§ **EXERCISE DIRECTIONS**:
Reproduce all the lines exactly as they stand, apart from the pictures.
begin
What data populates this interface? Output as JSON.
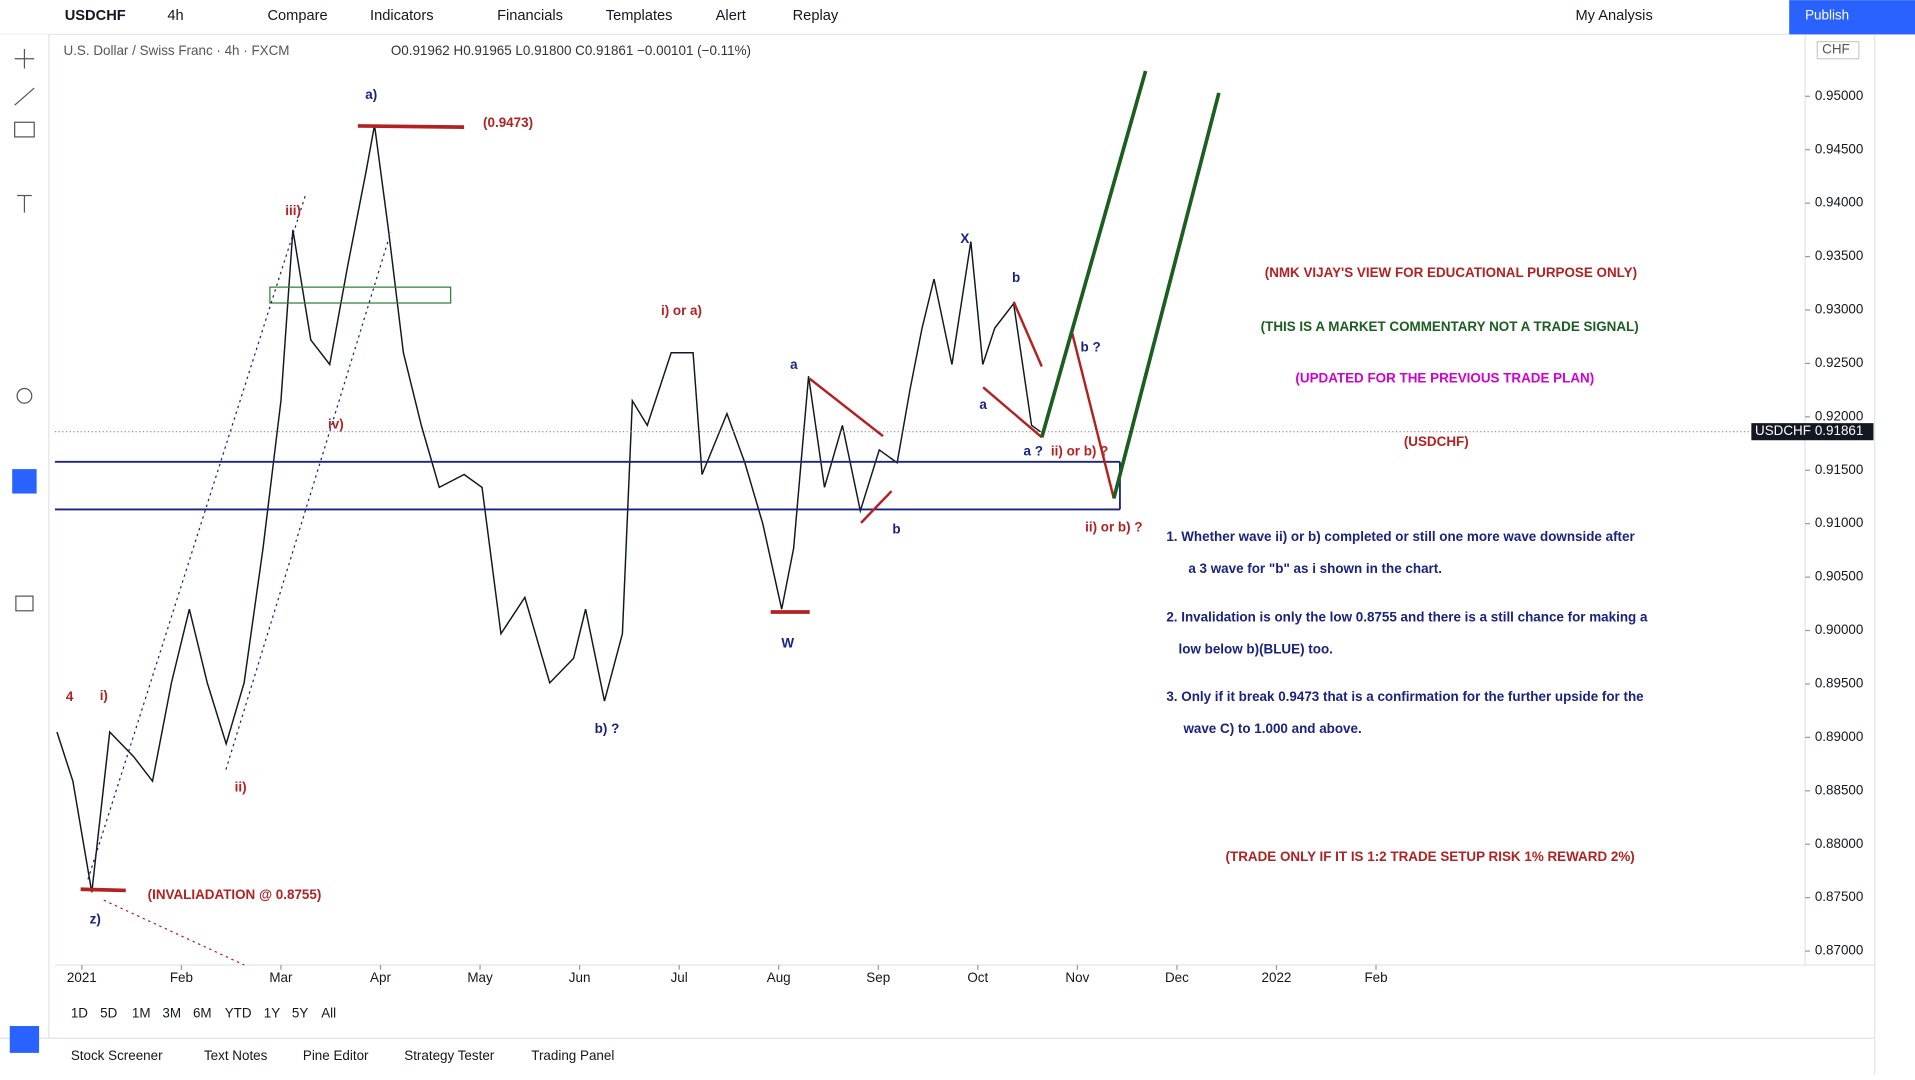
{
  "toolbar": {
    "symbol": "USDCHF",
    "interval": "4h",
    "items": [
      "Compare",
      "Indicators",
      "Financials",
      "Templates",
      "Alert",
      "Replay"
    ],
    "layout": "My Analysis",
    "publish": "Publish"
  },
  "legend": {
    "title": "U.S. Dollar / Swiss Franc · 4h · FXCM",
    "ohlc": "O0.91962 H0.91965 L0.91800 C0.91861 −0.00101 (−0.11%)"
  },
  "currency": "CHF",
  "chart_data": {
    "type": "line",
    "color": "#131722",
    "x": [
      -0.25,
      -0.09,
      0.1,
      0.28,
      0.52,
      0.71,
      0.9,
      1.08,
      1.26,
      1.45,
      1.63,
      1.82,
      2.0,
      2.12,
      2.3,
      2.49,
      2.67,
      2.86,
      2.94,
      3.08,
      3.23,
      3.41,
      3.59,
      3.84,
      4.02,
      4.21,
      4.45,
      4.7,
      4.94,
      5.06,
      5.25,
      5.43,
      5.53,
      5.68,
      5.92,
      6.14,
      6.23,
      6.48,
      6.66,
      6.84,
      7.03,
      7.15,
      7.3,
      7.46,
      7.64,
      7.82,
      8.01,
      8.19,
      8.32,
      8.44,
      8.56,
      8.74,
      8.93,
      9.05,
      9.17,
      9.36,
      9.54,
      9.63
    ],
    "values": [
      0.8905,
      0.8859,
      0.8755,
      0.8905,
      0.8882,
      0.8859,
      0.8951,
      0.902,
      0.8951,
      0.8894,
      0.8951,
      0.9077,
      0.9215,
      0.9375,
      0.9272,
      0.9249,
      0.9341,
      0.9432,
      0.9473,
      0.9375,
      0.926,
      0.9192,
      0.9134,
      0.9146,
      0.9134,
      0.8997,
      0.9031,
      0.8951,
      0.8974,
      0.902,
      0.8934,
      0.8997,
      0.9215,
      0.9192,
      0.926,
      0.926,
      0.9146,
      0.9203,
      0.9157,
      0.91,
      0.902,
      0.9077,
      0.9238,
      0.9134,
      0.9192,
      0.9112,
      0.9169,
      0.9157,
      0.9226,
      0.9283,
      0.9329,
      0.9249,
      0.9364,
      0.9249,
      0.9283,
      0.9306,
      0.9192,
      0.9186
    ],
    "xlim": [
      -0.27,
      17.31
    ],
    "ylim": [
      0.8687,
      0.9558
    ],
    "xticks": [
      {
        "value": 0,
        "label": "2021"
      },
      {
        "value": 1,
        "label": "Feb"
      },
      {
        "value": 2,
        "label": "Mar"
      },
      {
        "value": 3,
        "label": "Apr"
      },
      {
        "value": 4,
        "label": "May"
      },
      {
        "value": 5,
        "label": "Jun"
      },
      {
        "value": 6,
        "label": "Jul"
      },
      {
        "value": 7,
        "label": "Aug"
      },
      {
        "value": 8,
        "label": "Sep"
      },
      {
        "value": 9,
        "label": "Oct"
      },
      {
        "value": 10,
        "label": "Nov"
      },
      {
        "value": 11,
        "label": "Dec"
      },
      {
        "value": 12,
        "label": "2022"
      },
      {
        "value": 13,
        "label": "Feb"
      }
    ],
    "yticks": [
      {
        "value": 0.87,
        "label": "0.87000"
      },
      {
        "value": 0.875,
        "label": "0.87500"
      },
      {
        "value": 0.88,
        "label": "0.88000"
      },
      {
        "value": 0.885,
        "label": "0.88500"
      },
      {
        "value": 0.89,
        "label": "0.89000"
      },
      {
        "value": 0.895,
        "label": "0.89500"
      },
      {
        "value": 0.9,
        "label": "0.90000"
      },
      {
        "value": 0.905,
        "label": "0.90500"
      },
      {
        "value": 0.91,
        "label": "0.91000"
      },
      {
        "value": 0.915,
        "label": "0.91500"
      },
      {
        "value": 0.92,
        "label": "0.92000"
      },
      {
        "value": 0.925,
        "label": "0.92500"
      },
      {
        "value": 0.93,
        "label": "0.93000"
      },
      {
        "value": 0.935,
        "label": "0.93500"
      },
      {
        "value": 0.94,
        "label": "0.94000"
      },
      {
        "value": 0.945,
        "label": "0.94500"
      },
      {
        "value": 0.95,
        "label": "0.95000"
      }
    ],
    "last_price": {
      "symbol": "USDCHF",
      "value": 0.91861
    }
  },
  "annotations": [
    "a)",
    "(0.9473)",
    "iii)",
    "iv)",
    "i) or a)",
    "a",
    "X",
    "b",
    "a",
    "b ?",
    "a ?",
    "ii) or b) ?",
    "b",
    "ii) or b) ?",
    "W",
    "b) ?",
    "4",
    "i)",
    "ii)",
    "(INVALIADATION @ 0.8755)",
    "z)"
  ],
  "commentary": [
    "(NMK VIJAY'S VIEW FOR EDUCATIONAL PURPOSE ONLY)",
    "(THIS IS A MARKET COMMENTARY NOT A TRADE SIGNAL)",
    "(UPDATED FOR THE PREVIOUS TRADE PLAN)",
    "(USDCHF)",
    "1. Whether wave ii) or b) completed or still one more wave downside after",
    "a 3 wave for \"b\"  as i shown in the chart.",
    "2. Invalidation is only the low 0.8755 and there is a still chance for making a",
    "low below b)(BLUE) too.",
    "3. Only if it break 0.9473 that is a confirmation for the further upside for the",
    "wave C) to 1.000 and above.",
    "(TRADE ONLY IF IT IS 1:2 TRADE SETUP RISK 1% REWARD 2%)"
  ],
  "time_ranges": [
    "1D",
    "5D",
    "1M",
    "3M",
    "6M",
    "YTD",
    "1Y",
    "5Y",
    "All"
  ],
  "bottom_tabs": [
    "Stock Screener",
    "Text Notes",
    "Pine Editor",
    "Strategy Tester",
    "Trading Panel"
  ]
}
end
§ **THE SOLUTION**:
What data populates this interface? Output as JSON.
{
  "toolbar": {
    "symbol": "USDCHF",
    "interval": "4h",
    "items": [
      "Compare",
      "Indicators",
      "Financials",
      "Templates",
      "Alert",
      "Replay"
    ],
    "layout": "My Analysis",
    "publish": "Publish"
  },
  "legend": {
    "title": "U.S. Dollar / Swiss Franc · 4h · FXCM",
    "ohlc": "O0.91962 H0.91965 L0.91800 C0.91861 −0.00101 (−0.11%)"
  },
  "currency": "CHF",
  "chart_data": {
    "type": "line",
    "color": "#131722",
    "x": [
      -0.25,
      -0.09,
      0.1,
      0.28,
      0.52,
      0.71,
      0.9,
      1.08,
      1.26,
      1.45,
      1.63,
      1.82,
      2.0,
      2.12,
      2.3,
      2.49,
      2.67,
      2.86,
      2.94,
      3.08,
      3.23,
      3.41,
      3.59,
      3.84,
      4.02,
      4.21,
      4.45,
      4.7,
      4.94,
      5.06,
      5.25,
      5.43,
      5.53,
      5.68,
      5.92,
      6.14,
      6.23,
      6.48,
      6.66,
      6.84,
      7.03,
      7.15,
      7.3,
      7.46,
      7.64,
      7.82,
      8.01,
      8.19,
      8.32,
      8.44,
      8.56,
      8.74,
      8.93,
      9.05,
      9.17,
      9.36,
      9.54,
      9.63
    ],
    "values": [
      0.8905,
      0.8859,
      0.8755,
      0.8905,
      0.8882,
      0.8859,
      0.8951,
      0.902,
      0.8951,
      0.8894,
      0.8951,
      0.9077,
      0.9215,
      0.9375,
      0.9272,
      0.9249,
      0.9341,
      0.9432,
      0.9473,
      0.9375,
      0.926,
      0.9192,
      0.9134,
      0.9146,
      0.9134,
      0.8997,
      0.9031,
      0.8951,
      0.8974,
      0.902,
      0.8934,
      0.8997,
      0.9215,
      0.9192,
      0.926,
      0.926,
      0.9146,
      0.9203,
      0.9157,
      0.91,
      0.902,
      0.9077,
      0.9238,
      0.9134,
      0.9192,
      0.9112,
      0.9169,
      0.9157,
      0.9226,
      0.9283,
      0.9329,
      0.9249,
      0.9364,
      0.9249,
      0.9283,
      0.9306,
      0.9192,
      0.9186
    ],
    "xlim": [
      -0.27,
      17.31
    ],
    "ylim": [
      0.8687,
      0.9558
    ],
    "xticks": [
      {
        "value": 0,
        "label": "2021"
      },
      {
        "value": 1,
        "label": "Feb"
      },
      {
        "value": 2,
        "label": "Mar"
      },
      {
        "value": 3,
        "label": "Apr"
      },
      {
        "value": 4,
        "label": "May"
      },
      {
        "value": 5,
        "label": "Jun"
      },
      {
        "value": 6,
        "label": "Jul"
      },
      {
        "value": 7,
        "label": "Aug"
      },
      {
        "value": 8,
        "label": "Sep"
      },
      {
        "value": 9,
        "label": "Oct"
      },
      {
        "value": 10,
        "label": "Nov"
      },
      {
        "value": 11,
        "label": "Dec"
      },
      {
        "value": 12,
        "label": "2022"
      },
      {
        "value": 13,
        "label": "Feb"
      }
    ],
    "yticks": [
      {
        "value": 0.87,
        "label": "0.87000"
      },
      {
        "value": 0.875,
        "label": "0.87500"
      },
      {
        "value": 0.88,
        "label": "0.88000"
      },
      {
        "value": 0.885,
        "label": "0.88500"
      },
      {
        "value": 0.89,
        "label": "0.89000"
      },
      {
        "value": 0.895,
        "label": "0.89500"
      },
      {
        "value": 0.9,
        "label": "0.90000"
      },
      {
        "value": 0.905,
        "label": "0.90500"
      },
      {
        "value": 0.91,
        "label": "0.91000"
      },
      {
        "value": 0.915,
        "label": "0.91500"
      },
      {
        "value": 0.92,
        "label": "0.92000"
      },
      {
        "value": 0.925,
        "label": "0.92500"
      },
      {
        "value": 0.93,
        "label": "0.93000"
      },
      {
        "value": 0.935,
        "label": "0.93500"
      },
      {
        "value": 0.94,
        "label": "0.94000"
      },
      {
        "value": 0.945,
        "label": "0.94500"
      },
      {
        "value": 0.95,
        "label": "0.95000"
      }
    ],
    "last_price": {
      "symbol": "USDCHF",
      "value": 0.91861
    }
  },
  "annotations": [
    "a)",
    "(0.9473)",
    "iii)",
    "iv)",
    "i) or a)",
    "a",
    "X",
    "b",
    "a",
    "b ?",
    "a ?",
    "ii) or b) ?",
    "b",
    "ii) or b) ?",
    "W",
    "b) ?",
    "4",
    "i)",
    "ii)",
    "(INVALIADATION @ 0.8755)",
    "z)"
  ],
  "commentary": [
    "(NMK VIJAY'S VIEW FOR EDUCATIONAL PURPOSE ONLY)",
    "(THIS IS A MARKET COMMENTARY NOT A TRADE SIGNAL)",
    "(UPDATED FOR THE PREVIOUS TRADE PLAN)",
    "(USDCHF)",
    "1. Whether wave ii) or b) completed or still one more wave downside after",
    "a 3 wave for \"b\"  as i shown in the chart.",
    "2. Invalidation is only the low 0.8755 and there is a still chance for making a",
    "low below b)(BLUE) too.",
    "3. Only if it break 0.9473 that is a confirmation for the further upside for the",
    "wave C) to 1.000 and above.",
    "(TRADE ONLY IF IT IS 1:2 TRADE SETUP RISK 1% REWARD 2%)"
  ],
  "time_ranges": [
    "1D",
    "5D",
    "1M",
    "3M",
    "6M",
    "YTD",
    "1Y",
    "5Y",
    "All"
  ],
  "bottom_tabs": [
    "Stock Screener",
    "Text Notes",
    "Pine Editor",
    "Strategy Tester",
    "Trading Panel"
  ]
}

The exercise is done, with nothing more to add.